> [Your objective]: Print the data exactly as it is given, please.

══════════

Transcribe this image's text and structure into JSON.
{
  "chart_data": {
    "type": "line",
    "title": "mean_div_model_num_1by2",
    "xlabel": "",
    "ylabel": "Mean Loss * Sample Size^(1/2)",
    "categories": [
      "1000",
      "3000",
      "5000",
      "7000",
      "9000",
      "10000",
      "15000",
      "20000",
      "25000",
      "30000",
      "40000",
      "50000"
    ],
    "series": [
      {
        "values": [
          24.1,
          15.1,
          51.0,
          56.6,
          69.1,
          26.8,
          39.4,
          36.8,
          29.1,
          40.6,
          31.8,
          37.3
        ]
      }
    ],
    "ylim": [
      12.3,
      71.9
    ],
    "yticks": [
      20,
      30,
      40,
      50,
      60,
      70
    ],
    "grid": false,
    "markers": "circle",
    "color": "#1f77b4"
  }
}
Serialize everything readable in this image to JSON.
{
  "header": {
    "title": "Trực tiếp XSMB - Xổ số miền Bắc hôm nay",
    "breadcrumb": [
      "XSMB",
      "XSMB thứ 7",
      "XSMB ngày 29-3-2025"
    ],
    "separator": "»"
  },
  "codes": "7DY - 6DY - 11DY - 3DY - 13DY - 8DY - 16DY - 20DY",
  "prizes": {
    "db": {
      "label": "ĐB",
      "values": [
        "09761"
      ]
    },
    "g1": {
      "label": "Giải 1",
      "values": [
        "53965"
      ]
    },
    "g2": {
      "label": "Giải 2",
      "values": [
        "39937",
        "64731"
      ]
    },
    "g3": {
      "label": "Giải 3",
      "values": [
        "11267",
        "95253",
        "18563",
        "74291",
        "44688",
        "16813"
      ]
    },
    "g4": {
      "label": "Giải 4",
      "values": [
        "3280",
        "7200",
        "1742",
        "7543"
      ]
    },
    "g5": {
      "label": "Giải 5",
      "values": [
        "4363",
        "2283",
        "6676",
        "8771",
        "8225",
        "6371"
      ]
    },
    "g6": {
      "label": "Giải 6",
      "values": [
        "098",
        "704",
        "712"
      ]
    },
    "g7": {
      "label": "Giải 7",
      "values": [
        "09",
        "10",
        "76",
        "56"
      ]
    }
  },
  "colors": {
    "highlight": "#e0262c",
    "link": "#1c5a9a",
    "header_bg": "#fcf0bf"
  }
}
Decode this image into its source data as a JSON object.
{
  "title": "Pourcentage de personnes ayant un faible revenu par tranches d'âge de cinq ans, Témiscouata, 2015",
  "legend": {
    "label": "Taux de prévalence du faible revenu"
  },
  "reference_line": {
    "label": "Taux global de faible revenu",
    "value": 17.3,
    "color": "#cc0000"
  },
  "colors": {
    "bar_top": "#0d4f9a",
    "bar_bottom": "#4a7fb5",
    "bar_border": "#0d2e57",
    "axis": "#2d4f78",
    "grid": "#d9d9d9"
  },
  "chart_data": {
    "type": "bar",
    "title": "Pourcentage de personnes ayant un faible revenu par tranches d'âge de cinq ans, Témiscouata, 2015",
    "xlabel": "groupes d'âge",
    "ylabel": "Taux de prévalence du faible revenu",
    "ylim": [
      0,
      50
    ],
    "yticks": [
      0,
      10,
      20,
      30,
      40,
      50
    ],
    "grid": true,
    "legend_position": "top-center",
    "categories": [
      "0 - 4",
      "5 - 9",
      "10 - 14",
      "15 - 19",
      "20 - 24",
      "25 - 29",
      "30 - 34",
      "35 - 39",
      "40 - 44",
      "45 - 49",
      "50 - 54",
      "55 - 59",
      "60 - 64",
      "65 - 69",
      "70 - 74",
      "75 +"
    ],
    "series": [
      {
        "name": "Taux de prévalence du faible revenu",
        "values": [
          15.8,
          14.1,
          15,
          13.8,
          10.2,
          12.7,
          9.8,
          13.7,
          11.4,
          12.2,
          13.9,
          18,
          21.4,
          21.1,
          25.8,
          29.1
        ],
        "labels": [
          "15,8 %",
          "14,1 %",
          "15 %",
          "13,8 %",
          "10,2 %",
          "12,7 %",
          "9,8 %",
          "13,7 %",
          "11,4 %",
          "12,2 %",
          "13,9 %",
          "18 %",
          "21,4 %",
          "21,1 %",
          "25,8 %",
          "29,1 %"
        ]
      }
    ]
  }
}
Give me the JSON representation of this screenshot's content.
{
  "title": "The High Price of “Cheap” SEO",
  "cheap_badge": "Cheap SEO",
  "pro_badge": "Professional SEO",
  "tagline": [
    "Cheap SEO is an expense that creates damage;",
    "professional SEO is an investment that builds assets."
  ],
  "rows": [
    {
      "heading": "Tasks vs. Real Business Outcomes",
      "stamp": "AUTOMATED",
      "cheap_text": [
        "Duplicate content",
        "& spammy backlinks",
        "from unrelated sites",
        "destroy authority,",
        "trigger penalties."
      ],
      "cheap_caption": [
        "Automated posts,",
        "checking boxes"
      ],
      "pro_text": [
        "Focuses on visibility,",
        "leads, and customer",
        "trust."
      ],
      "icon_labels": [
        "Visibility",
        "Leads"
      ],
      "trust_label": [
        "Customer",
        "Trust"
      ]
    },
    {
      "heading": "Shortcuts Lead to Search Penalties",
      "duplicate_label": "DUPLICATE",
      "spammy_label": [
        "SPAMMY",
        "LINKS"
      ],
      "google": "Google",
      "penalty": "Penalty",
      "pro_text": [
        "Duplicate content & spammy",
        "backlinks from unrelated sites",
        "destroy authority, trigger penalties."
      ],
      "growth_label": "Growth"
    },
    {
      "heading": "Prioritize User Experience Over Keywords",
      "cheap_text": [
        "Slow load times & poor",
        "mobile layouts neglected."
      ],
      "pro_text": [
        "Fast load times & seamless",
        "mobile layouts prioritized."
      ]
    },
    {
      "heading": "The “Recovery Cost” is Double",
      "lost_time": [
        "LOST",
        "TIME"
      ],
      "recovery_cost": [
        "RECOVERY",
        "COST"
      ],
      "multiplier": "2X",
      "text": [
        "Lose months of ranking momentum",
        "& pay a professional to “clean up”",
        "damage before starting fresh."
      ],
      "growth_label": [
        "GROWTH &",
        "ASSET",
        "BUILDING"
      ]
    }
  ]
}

══════════

> [Task response]:
Transcribe this image's text and structure into JSON.
{
  "chart_data": {
    "type": "line",
    "title": "mean_div_model_num_1by2",
    "xlabel": "",
    "ylabel": "Mean Loss * Sample Size^(1/2)",
    "categories": [
      "1000",
      "3000",
      "5000",
      "7000",
      "9000",
      "10000",
      "15000",
      "20000",
      "25000",
      "30000",
      "40000",
      "50000"
    ],
    "series": [
      {
        "values": [
          24.1,
          15.1,
          51.0,
          56.6,
          69.1,
          26.8,
          39.4,
          36.8,
          29.1,
          40.6,
          31.8,
          37.3
        ]
      }
    ],
    "ylim": [
      12.3,
      71.9
    ],
    "yticks": [
      20,
      30,
      40,
      50,
      60,
      70
    ],
    "grid": false,
    "markers": "circle",
    "color": "#1f77b4"
  }
}
Serialize everything readable in this image to JSON.
{
  "header": {
    "title": "Trực tiếp XSMB - Xổ số miền Bắc hôm nay",
    "breadcrumb": [
      "XSMB",
      "XSMB thứ 7",
      "XSMB ngày 29-3-2025"
    ],
    "separator": "»"
  },
  "codes": "7DY - 6DY - 11DY - 3DY - 13DY - 8DY - 16DY - 20DY",
  "prizes": {
    "db": {
      "label": "ĐB",
      "values": [
        "09761"
      ]
    },
    "g1": {
      "label": "Giải 1",
      "values": [
        "53965"
      ]
    },
    "g2": {
      "label": "Giải 2",
      "values": [
        "39937",
        "64731"
      ]
    },
    "g3": {
      "label": "Giải 3",
      "values": [
        "11267",
        "95253",
        "18563",
        "74291",
        "44688",
        "16813"
      ]
    },
    "g4": {
      "label": "Giải 4",
      "values": [
        "3280",
        "7200",
        "1742",
        "7543"
      ]
    },
    "g5": {
      "label": "Giải 5",
      "values": [
        "4363",
        "2283",
        "6676",
        "8771",
        "8225",
        "6371"
      ]
    },
    "g6": {
      "label": "Giải 6",
      "values": [
        "098",
        "704",
        "712"
      ]
    },
    "g7": {
      "label": "Giải 7",
      "values": [
        "09",
        "10",
        "76",
        "56"
      ]
    }
  },
  "colors": {
    "highlight": "#e0262c",
    "link": "#1c5a9a",
    "header_bg": "#fcf0bf"
  }
}
Decode this image into its source data as a JSON object.
{
  "title": "Pourcentage de personnes ayant un faible revenu par tranches d'âge de cinq ans, Témiscouata, 2015",
  "legend": {
    "label": "Taux de prévalence du faible revenu"
  },
  "reference_line": {
    "label": "Taux global de faible revenu",
    "value": 17.3,
    "color": "#cc0000"
  },
  "colors": {
    "bar_top": "#0d4f9a",
    "bar_bottom": "#4a7fb5",
    "bar_border": "#0d2e57",
    "axis": "#2d4f78",
    "grid": "#d9d9d9"
  },
  "chart_data": {
    "type": "bar",
    "title": "Pourcentage de personnes ayant un faible revenu par tranches d'âge de cinq ans, Témiscouata, 2015",
    "xlabel": "groupes d'âge",
    "ylabel": "Taux de prévalence du faible revenu",
    "ylim": [
      0,
      50
    ],
    "yticks": [
      0,
      10,
      20,
      30,
      40,
      50
    ],
    "grid": true,
    "legend_position": "top-center",
    "categories": [
      "0 - 4",
      "5 - 9",
      "10 - 14",
      "15 - 19",
      "20 - 24",
      "25 - 29",
      "30 - 34",
      "35 - 39",
      "40 - 44",
      "45 - 49",
      "50 - 54",
      "55 - 59",
      "60 - 64",
      "65 - 69",
      "70 - 74",
      "75 +"
    ],
    "series": [
      {
        "name": "Taux de prévalence du faible revenu",
        "values": [
          15.8,
          14.1,
          15,
          13.8,
          10.2,
          12.7,
          9.8,
          13.7,
          11.4,
          12.2,
          13.9,
          18,
          21.4,
          21.1,
          25.8,
          29.1
        ],
        "labels": [
          "15,8 %",
          "14,1 %",
          "15 %",
          "13,8 %",
          "10,2 %",
          "12,7 %",
          "9,8 %",
          "13,7 %",
          "11,4 %",
          "12,2 %",
          "13,9 %",
          "18 %",
          "21,4 %",
          "21,1 %",
          "25,8 %",
          "29,1 %"
        ]
      }
    ]
  }
}
Give me the JSON representation of this screenshot's content.
{
  "title": "The High Price of “Cheap” SEO",
  "cheap_badge": "Cheap SEO",
  "pro_badge": "Professional SEO",
  "tagline": [
    "Cheap SEO is an expense that creates damage;",
    "professional SEO is an investment that builds assets."
  ],
  "rows": [
    {
      "heading": "Tasks vs. Real Business Outcomes",
      "stamp": "AUTOMATED",
      "cheap_text": [
        "Duplicate content",
        "& spammy backlinks",
        "from unrelated sites",
        "destroy authority,",
        "trigger penalties."
      ],
      "cheap_caption": [
        "Automated posts,",
        "checking boxes"
      ],
      "pro_text": [
        "Focuses on visibility,",
        "leads, and customer",
        "trust."
      ],
      "icon_labels": [
        "Visibility",
        "Leads"
      ],
      "trust_label": [
        "Customer",
        "Trust"
      ]
    },
    {
      "heading": "Shortcuts Lead to Search Penalties",
      "duplicate_label": "DUPLICATE",
      "spammy_label": [
        "SPAMMY",
        "LINKS"
      ],
      "google": "Google",
      "penalty": "Penalty",
      "pro_text": [
        "Duplicate content & spammy",
        "backlinks from unrelated sites",
        "destroy authority, trigger penalties."
      ],
      "growth_label": "Growth"
    },
    {
      "heading": "Prioritize User Experience Over Keywords",
      "cheap_text": [
        "Slow load times & poor",
        "mobile layouts neglected."
      ],
      "pro_text": [
        "Fast load times & seamless",
        "mobile layouts prioritized."
      ]
    },
    {
      "heading": "The “Recovery Cost” is Double",
      "lost_time": [
        "LOST",
        "TIME"
      ],
      "recovery_cost": [
        "RECOVERY",
        "COST"
      ],
      "multiplier": "2X",
      "text": [
        "Lose months of ranking momentum",
        "& pay a professional to “clean up”",
        "damage before starting fresh."
      ],
      "growth_label": [
        "GROWTH &",
        "ASSET",
        "BUILDING"
      ]
    }
  ]
}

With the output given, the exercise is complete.